(Data entries)
* BEGIN *
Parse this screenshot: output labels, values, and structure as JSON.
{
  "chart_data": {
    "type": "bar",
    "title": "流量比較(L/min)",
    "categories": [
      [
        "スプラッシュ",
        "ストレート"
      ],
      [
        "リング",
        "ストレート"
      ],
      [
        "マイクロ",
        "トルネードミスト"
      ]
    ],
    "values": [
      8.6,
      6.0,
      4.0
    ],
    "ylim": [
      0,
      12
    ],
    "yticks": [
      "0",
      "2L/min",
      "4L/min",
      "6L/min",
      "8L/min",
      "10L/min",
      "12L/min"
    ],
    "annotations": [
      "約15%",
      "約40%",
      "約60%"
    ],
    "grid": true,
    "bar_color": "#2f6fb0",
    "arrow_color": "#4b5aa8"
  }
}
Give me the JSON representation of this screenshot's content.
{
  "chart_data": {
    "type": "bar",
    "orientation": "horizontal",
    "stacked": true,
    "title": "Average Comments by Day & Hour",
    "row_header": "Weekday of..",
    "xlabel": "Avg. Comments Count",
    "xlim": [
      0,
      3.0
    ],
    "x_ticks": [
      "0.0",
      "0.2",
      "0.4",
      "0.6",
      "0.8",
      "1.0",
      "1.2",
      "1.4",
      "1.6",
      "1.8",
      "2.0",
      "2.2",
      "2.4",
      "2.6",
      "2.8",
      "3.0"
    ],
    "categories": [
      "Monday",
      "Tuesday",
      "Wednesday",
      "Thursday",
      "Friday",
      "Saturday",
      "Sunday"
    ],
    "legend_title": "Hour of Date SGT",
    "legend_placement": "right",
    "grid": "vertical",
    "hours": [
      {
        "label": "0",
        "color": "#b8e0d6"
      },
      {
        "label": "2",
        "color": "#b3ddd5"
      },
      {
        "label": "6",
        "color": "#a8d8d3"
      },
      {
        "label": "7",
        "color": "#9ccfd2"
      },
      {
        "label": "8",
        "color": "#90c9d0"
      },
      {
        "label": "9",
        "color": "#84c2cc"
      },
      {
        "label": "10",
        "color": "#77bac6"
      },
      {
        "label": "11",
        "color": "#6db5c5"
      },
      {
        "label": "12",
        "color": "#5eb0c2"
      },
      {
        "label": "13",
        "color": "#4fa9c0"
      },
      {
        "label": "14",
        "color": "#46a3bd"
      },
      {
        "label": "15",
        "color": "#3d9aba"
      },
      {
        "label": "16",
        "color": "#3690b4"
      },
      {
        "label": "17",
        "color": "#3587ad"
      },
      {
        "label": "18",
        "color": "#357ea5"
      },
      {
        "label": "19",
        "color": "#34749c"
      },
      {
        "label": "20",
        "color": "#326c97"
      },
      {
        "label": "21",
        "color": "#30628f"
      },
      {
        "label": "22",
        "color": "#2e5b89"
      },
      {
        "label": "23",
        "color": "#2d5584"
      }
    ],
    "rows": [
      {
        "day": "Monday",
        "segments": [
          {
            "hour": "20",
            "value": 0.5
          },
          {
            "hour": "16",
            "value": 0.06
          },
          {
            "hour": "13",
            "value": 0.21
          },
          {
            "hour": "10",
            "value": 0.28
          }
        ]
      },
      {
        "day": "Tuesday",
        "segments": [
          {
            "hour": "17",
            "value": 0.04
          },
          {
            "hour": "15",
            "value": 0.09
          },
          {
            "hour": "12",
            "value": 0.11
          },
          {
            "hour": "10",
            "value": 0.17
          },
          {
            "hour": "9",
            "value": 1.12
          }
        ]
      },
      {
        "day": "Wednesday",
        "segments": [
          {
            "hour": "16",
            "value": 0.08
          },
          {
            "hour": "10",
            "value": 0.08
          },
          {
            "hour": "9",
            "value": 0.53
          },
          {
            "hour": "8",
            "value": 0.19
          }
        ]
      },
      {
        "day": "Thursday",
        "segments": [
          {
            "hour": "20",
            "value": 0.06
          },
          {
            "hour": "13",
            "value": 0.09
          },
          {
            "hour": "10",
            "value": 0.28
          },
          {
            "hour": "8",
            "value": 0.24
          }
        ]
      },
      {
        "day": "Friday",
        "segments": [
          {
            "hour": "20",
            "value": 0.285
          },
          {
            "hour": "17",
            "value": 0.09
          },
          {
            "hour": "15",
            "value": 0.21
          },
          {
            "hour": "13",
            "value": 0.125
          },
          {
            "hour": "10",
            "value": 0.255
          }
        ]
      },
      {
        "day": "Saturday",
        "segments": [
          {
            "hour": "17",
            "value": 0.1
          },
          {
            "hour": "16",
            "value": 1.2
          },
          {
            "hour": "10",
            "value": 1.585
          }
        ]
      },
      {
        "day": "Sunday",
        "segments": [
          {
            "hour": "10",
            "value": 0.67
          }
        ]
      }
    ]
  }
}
* END *
Stated exercise: Exactly reproduce the material above.

Answer to the task:
Parse this screenshot: output labels, values, and structure as JSON.
{
  "chart_data": {
    "type": "bar",
    "title": "流量比較(L/min)",
    "categories": [
      [
        "スプラッシュ",
        "ストレート"
      ],
      [
        "リング",
        "ストレート"
      ],
      [
        "マイクロ",
        "トルネードミスト"
      ]
    ],
    "values": [
      8.6,
      6.0,
      4.0
    ],
    "ylim": [
      0,
      12
    ],
    "yticks": [
      "0",
      "2L/min",
      "4L/min",
      "6L/min",
      "8L/min",
      "10L/min",
      "12L/min"
    ],
    "annotations": [
      "約15%",
      "約40%",
      "約60%"
    ],
    "grid": true,
    "bar_color": "#2f6fb0",
    "arrow_color": "#4b5aa8"
  }
}
Give me the JSON representation of this screenshot's content.
{
  "chart_data": {
    "type": "bar",
    "orientation": "horizontal",
    "stacked": true,
    "title": "Average Comments by Day & Hour",
    "row_header": "Weekday of..",
    "xlabel": "Avg. Comments Count",
    "xlim": [
      0,
      3.0
    ],
    "x_ticks": [
      "0.0",
      "0.2",
      "0.4",
      "0.6",
      "0.8",
      "1.0",
      "1.2",
      "1.4",
      "1.6",
      "1.8",
      "2.0",
      "2.2",
      "2.4",
      "2.6",
      "2.8",
      "3.0"
    ],
    "categories": [
      "Monday",
      "Tuesday",
      "Wednesday",
      "Thursday",
      "Friday",
      "Saturday",
      "Sunday"
    ],
    "legend_title": "Hour of Date SGT",
    "legend_placement": "right",
    "grid": "vertical",
    "hours": [
      {
        "label": "0",
        "color": "#b8e0d6"
      },
      {
        "label": "2",
        "color": "#b3ddd5"
      },
      {
        "label": "6",
        "color": "#a8d8d3"
      },
      {
        "label": "7",
        "color": "#9ccfd2"
      },
      {
        "label": "8",
        "color": "#90c9d0"
      },
      {
        "label": "9",
        "color": "#84c2cc"
      },
      {
        "label": "10",
        "color": "#77bac6"
      },
      {
        "label": "11",
        "color": "#6db5c5"
      },
      {
        "label": "12",
        "color": "#5eb0c2"
      },
      {
        "label": "13",
        "color": "#4fa9c0"
      },
      {
        "label": "14",
        "color": "#46a3bd"
      },
      {
        "label": "15",
        "color": "#3d9aba"
      },
      {
        "label": "16",
        "color": "#3690b4"
      },
      {
        "label": "17",
        "color": "#3587ad"
      },
      {
        "label": "18",
        "color": "#357ea5"
      },
      {
        "label": "19",
        "color": "#34749c"
      },
      {
        "label": "20",
        "color": "#326c97"
      },
      {
        "label": "21",
        "color": "#30628f"
      },
      {
        "label": "22",
        "color": "#2e5b89"
      },
      {
        "label": "23",
        "color": "#2d5584"
      }
    ],
    "rows": [
      {
        "day": "Monday",
        "segments": [
          {
            "hour": "20",
            "value": 0.5
          },
          {
            "hour": "16",
            "value": 0.06
          },
          {
            "hour": "13",
            "value": 0.21
          },
          {
            "hour": "10",
            "value": 0.28
          }
        ]
      },
      {
        "day": "Tuesday",
        "segments": [
          {
            "hour": "17",
            "value": 0.04
          },
          {
            "hour": "15",
            "value": 0.09
          },
          {
            "hour": "12",
            "value": 0.11
          },
          {
            "hour": "10",
            "value": 0.17
          },
          {
            "hour": "9",
            "value": 1.12
          }
        ]
      },
      {
        "day": "Wednesday",
        "segments": [
          {
            "hour": "16",
            "value": 0.08
          },
          {
            "hour": "10",
            "value": 0.08
          },
          {
            "hour": "9",
            "value": 0.53
          },
          {
            "hour": "8",
            "value": 0.19
          }
        ]
      },
      {
        "day": "Thursday",
        "segments": [
          {
            "hour": "20",
            "value": 0.06
          },
          {
            "hour": "13",
            "value": 0.09
          },
          {
            "hour": "10",
            "value": 0.28
          },
          {
            "hour": "8",
            "value": 0.24
          }
        ]
      },
      {
        "day": "Friday",
        "segments": [
          {
            "hour": "20",
            "value": 0.285
          },
          {
            "hour": "17",
            "value": 0.09
          },
          {
            "hour": "15",
            "value": 0.21
          },
          {
            "hour": "13",
            "value": 0.125
          },
          {
            "hour": "10",
            "value": 0.255
          }
        ]
      },
      {
        "day": "Saturday",
        "segments": [
          {
            "hour": "17",
            "value": 0.1
          },
          {
            "hour": "16",
            "value": 1.2
          },
          {
            "hour": "10",
            "value": 1.585
          }
        ]
      },
      {
        "day": "Sunday",
        "segments": [
          {
            "hour": "10",
            "value": 0.67
          }
        ]
      }
    ]
  }
}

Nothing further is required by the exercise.